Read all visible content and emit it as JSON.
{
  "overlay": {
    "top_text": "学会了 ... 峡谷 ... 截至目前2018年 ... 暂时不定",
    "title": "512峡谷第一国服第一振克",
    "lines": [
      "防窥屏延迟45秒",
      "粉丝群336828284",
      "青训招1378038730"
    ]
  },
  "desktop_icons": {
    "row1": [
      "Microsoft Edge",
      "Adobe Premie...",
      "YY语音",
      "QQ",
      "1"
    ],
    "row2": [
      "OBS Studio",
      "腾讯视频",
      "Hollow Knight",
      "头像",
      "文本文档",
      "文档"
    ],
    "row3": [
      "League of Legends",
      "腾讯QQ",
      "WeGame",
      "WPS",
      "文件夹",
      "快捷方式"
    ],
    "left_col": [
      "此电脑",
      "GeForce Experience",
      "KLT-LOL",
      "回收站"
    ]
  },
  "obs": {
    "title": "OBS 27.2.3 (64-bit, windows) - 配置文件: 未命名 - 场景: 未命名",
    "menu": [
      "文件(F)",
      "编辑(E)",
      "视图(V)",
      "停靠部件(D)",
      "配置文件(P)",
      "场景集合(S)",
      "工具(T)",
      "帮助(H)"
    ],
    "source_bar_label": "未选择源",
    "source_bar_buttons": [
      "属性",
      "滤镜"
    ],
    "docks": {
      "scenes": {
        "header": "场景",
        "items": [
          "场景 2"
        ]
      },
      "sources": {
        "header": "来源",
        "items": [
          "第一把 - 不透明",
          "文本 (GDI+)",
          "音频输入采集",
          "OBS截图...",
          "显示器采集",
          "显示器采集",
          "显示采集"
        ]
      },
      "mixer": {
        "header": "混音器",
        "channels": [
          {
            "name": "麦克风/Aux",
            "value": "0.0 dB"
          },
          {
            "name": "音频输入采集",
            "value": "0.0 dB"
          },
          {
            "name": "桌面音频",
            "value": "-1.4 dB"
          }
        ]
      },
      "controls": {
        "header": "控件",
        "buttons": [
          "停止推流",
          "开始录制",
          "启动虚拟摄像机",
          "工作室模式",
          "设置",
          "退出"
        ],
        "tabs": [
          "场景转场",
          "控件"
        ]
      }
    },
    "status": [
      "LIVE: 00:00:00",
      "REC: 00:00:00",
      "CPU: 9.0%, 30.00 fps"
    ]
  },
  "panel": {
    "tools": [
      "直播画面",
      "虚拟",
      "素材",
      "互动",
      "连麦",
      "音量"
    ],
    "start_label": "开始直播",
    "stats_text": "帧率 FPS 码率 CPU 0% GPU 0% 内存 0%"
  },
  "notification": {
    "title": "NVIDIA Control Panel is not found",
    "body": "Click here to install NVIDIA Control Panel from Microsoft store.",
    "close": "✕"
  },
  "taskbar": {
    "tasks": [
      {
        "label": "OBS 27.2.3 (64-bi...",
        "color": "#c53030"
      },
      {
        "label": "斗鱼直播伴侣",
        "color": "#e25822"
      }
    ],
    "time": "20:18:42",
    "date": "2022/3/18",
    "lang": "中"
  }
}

—————

Written exercise -> In the material above, show every line where the word "配置文件" turns up.

Result below ->
    "title": "OBS 27.2.3 (64-bit, windows) - 配置文件: 未命名 - 场景: 未命名",
      "配置文件(P)",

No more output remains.